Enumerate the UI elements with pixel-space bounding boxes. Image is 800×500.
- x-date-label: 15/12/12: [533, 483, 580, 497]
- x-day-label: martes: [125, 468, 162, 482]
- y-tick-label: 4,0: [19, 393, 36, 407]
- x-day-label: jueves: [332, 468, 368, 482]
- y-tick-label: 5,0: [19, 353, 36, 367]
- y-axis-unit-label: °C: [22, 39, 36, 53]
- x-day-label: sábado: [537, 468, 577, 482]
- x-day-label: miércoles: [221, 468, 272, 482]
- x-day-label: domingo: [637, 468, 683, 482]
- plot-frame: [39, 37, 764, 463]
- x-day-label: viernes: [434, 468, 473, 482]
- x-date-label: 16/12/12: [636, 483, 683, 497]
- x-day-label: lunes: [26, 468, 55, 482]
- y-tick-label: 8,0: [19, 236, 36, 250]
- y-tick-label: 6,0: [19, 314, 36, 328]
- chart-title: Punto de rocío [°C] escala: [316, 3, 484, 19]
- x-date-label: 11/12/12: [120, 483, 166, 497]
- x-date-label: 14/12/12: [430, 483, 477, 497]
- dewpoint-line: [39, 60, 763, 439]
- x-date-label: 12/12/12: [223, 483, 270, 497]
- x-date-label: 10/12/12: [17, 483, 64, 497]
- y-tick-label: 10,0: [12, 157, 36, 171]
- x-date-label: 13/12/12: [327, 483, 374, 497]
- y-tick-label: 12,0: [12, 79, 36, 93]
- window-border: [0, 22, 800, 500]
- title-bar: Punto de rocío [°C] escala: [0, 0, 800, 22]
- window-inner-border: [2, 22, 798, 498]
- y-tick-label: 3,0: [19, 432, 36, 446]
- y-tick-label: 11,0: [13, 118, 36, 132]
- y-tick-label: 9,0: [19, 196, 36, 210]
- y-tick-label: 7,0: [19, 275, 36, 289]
● ● ●
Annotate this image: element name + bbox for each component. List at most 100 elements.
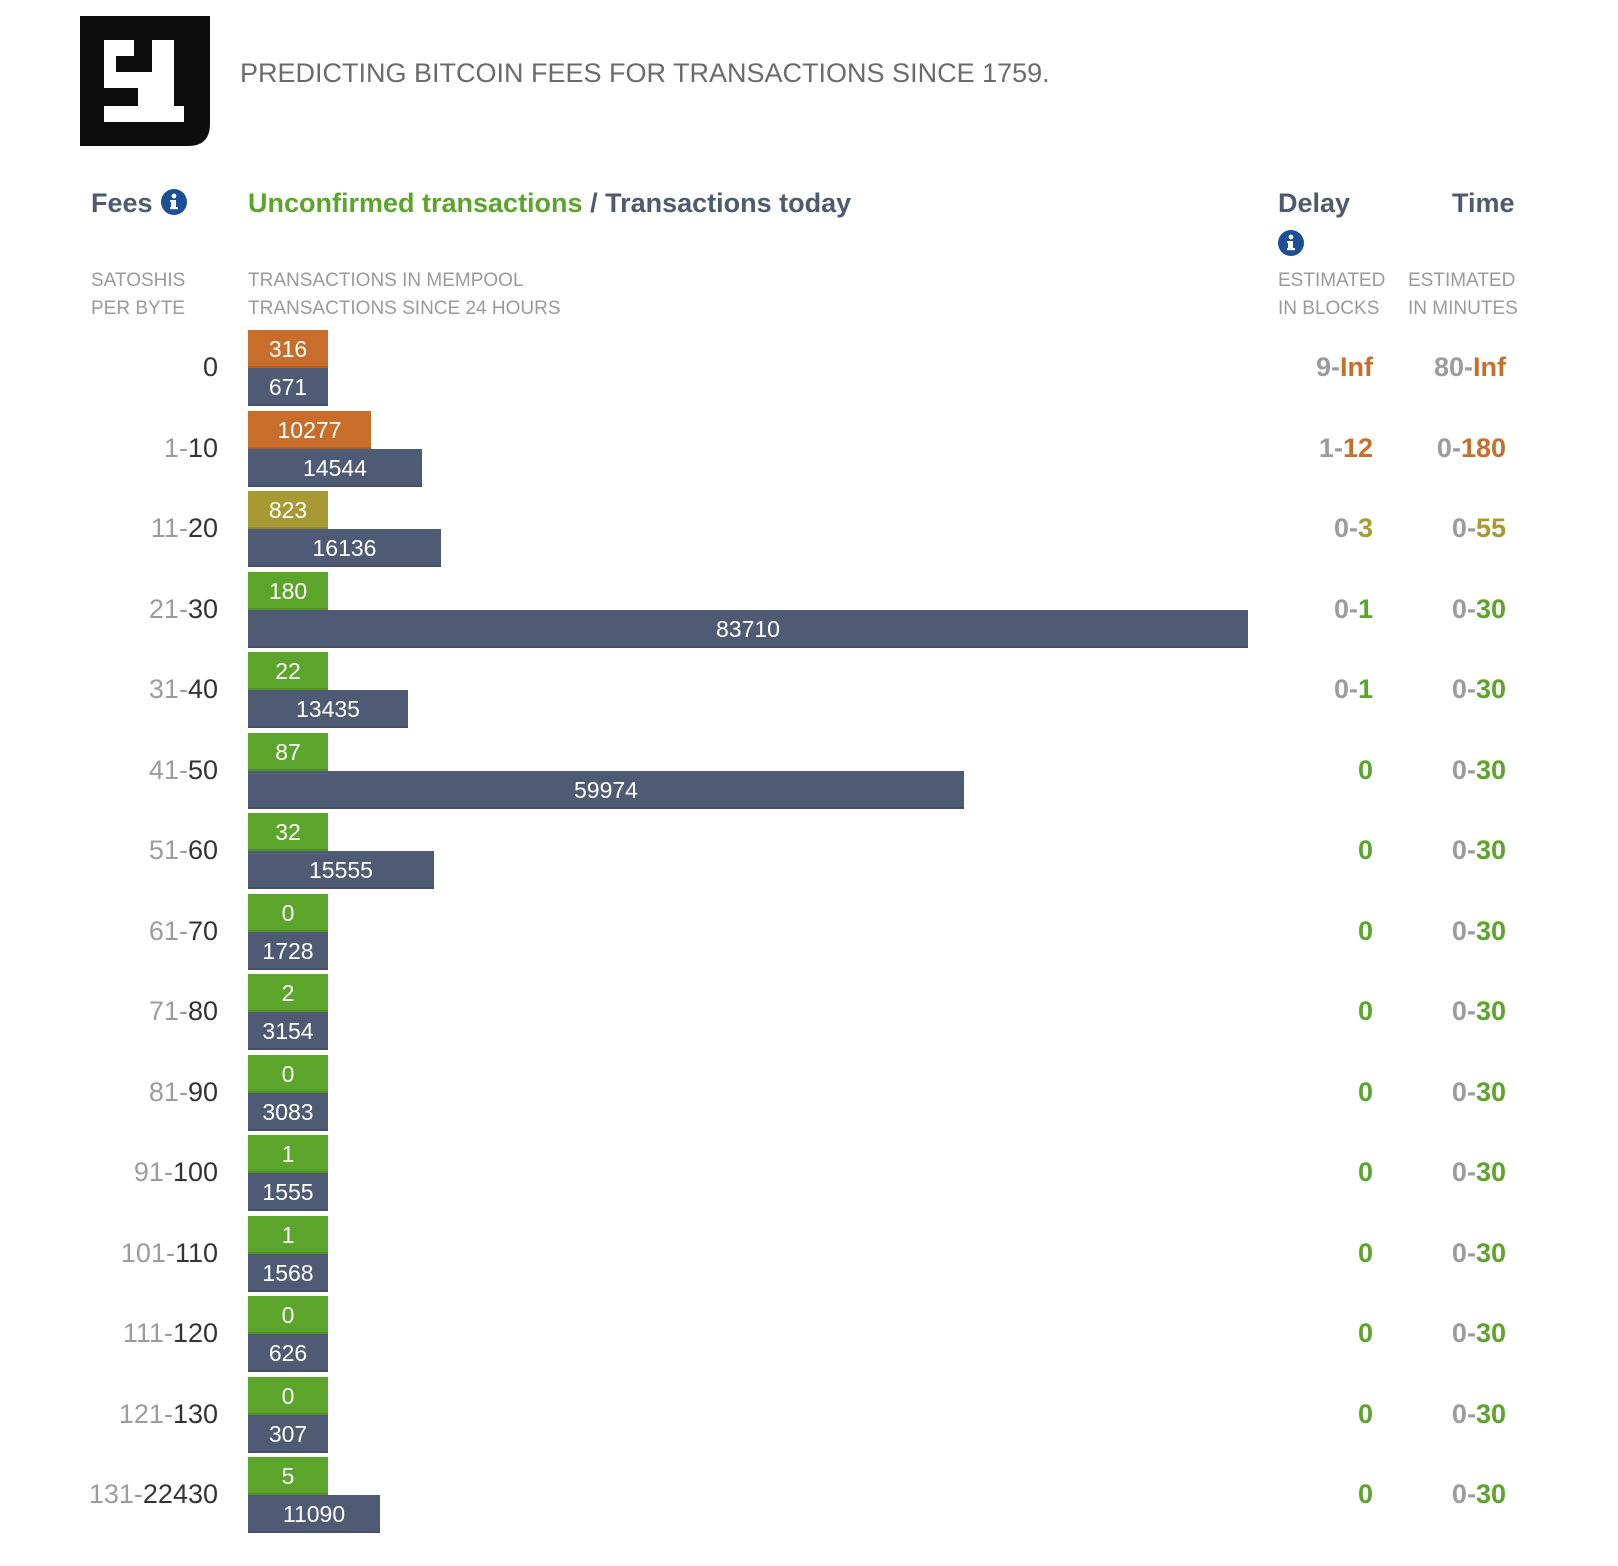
● ● ●
> Exercise task: Quote the items word for word, from the line with "Enumerate the UI" up to and including the line with "- x-day-label: sábado: [537, 468, 577, 482]".

> Answer to the exercise:
Enumerate the UI elements with pixel-space bounding boxes. Image is 800×500.
- x-date-label: 15/12/12: [533, 483, 580, 497]
- x-day-label: martes: [125, 468, 162, 482]
- y-tick-label: 4,0: [19, 393, 36, 407]
- x-day-label: jueves: [332, 468, 368, 482]
- y-tick-label: 5,0: [19, 353, 36, 367]
- y-axis-unit-label: °C: [22, 39, 36, 53]
- x-day-label: sábado: [537, 468, 577, 482]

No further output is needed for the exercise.